§ Instructions for the task: State the number of lines that contain the word "buono", and add nothing else.

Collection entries
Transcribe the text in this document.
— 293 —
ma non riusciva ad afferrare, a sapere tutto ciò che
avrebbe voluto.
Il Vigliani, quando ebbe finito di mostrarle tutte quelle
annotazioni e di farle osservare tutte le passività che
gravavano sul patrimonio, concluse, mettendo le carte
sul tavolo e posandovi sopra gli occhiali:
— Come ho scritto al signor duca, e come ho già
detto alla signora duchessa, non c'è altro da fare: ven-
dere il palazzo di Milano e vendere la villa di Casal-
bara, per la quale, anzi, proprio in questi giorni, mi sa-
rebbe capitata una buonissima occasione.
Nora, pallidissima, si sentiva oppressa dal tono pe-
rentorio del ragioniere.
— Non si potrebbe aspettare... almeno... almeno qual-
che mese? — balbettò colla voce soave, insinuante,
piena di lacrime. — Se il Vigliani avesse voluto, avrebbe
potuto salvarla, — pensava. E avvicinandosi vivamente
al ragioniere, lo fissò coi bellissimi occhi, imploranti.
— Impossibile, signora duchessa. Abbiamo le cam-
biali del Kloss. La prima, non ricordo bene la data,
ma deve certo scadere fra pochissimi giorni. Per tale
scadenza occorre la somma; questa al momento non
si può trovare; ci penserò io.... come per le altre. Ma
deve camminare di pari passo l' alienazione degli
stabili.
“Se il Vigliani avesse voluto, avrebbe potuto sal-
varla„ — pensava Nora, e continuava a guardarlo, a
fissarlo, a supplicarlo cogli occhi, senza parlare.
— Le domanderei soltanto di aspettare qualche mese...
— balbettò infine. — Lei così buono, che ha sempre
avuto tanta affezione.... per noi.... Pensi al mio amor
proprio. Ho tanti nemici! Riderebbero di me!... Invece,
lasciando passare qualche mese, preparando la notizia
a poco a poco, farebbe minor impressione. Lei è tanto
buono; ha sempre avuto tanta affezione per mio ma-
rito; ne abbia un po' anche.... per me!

§ Exercise result: 2